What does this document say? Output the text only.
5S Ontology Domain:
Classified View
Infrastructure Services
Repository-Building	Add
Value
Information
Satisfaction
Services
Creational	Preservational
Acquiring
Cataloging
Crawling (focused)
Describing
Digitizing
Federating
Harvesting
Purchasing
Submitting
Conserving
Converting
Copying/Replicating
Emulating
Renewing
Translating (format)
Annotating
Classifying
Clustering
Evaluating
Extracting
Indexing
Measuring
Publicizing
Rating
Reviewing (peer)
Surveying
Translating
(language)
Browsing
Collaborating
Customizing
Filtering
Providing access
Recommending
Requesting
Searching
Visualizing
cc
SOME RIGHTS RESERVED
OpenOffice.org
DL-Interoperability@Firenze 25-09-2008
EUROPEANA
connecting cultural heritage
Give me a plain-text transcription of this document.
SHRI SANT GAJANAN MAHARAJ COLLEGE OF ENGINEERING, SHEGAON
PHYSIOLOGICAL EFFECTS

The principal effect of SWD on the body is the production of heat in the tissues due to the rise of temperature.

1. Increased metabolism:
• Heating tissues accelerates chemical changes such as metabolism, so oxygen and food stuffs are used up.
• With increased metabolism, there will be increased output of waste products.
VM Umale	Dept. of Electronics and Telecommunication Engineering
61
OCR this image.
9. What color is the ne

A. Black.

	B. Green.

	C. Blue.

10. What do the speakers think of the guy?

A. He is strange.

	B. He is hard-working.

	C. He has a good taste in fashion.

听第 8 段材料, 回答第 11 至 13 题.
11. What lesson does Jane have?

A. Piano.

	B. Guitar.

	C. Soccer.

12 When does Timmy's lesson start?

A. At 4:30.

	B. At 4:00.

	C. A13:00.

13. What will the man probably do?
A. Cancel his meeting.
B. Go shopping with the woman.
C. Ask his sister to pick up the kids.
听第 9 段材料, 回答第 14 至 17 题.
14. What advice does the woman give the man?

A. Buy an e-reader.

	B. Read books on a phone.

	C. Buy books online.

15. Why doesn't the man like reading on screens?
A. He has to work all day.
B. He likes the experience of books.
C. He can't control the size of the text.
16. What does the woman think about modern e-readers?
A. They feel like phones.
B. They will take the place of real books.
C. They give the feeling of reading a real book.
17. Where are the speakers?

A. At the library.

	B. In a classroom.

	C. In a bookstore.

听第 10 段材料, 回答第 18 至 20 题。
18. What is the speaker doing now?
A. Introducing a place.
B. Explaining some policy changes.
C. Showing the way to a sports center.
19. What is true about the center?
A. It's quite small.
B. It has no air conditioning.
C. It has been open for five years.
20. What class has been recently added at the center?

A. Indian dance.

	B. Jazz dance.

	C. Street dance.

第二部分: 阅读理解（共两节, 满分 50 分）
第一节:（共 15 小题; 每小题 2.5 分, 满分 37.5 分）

## EXERCISE BRIEF
Each line that holds the word "place" is to be copied.

## SOLVED EXERCISE
B. They will take the place of real books.
A. Introducing a place.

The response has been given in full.